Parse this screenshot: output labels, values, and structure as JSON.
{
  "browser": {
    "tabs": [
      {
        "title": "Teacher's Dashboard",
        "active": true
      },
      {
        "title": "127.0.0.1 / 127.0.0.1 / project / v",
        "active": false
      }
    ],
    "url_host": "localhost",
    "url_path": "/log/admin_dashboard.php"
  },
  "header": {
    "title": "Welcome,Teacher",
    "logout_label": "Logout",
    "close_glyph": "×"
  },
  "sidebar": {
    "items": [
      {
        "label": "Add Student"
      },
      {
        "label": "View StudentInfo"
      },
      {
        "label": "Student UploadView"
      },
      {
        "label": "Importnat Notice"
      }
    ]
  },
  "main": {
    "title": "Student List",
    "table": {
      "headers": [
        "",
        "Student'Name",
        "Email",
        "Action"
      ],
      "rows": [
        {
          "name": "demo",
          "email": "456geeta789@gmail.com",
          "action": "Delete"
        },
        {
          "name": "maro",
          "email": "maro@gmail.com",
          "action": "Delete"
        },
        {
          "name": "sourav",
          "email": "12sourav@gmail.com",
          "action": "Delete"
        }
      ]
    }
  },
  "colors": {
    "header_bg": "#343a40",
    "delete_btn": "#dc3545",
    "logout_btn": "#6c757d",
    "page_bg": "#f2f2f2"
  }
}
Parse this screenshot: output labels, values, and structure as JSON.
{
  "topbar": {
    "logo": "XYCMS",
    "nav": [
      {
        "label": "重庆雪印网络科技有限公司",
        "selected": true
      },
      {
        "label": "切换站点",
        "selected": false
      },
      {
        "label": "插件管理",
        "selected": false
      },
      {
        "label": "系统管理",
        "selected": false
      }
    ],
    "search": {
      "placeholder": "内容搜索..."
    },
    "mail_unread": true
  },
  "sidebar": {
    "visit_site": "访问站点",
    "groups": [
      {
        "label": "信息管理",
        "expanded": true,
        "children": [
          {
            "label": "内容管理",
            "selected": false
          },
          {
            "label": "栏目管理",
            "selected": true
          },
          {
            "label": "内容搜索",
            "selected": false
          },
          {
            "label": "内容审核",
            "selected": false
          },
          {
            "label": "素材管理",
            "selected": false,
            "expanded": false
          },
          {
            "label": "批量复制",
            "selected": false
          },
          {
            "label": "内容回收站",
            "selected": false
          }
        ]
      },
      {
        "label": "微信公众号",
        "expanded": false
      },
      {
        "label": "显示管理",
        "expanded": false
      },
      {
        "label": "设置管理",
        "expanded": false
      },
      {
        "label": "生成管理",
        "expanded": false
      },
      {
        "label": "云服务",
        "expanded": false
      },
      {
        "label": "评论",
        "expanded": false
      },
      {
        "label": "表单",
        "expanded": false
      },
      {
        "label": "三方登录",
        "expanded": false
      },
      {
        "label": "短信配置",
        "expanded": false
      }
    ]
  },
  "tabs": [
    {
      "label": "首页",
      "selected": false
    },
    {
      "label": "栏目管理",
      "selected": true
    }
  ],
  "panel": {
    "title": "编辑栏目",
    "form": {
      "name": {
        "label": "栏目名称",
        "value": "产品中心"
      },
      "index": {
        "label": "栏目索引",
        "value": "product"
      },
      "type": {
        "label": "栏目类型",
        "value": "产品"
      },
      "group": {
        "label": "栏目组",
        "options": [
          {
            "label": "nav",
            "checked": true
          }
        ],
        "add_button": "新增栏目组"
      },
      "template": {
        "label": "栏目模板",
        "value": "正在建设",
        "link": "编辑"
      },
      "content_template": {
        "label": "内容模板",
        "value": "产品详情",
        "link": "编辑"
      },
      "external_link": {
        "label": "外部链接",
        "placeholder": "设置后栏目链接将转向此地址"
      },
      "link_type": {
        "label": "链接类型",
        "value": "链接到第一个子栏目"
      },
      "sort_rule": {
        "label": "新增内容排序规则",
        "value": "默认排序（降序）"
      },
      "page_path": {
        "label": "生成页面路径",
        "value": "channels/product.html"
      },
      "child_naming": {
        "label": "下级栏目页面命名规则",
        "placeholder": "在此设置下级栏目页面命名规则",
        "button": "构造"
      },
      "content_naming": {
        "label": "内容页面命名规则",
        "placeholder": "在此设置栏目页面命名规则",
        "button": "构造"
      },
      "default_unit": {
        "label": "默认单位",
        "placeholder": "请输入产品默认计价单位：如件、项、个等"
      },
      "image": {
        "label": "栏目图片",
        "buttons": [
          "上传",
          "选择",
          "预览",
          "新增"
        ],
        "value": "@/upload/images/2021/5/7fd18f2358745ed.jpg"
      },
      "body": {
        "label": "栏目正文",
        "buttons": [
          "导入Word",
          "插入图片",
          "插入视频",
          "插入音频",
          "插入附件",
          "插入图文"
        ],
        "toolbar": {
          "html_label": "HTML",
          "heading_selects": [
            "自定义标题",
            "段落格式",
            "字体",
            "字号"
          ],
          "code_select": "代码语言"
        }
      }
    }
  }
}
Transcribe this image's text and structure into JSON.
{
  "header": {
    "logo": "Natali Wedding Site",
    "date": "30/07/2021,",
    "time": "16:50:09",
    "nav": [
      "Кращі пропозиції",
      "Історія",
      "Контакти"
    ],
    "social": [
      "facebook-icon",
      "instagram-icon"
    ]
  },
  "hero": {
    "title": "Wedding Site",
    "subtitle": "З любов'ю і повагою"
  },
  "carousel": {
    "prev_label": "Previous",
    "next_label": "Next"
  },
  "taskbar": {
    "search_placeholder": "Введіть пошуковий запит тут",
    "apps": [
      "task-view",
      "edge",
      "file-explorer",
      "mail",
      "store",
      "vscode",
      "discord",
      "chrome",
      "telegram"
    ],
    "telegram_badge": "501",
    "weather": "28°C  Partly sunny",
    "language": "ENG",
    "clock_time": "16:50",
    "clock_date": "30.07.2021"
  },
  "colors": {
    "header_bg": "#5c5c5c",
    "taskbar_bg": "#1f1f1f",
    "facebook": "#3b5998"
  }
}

******************************

* DIRECTIVE
Find every line above that contains the word "true", and return each one.

* TASK OUTPUT
        "active": true
        "selected": true
    "mail_unread": true
        "expanded": true,
            "selected": true
      "selected": true
            "checked": true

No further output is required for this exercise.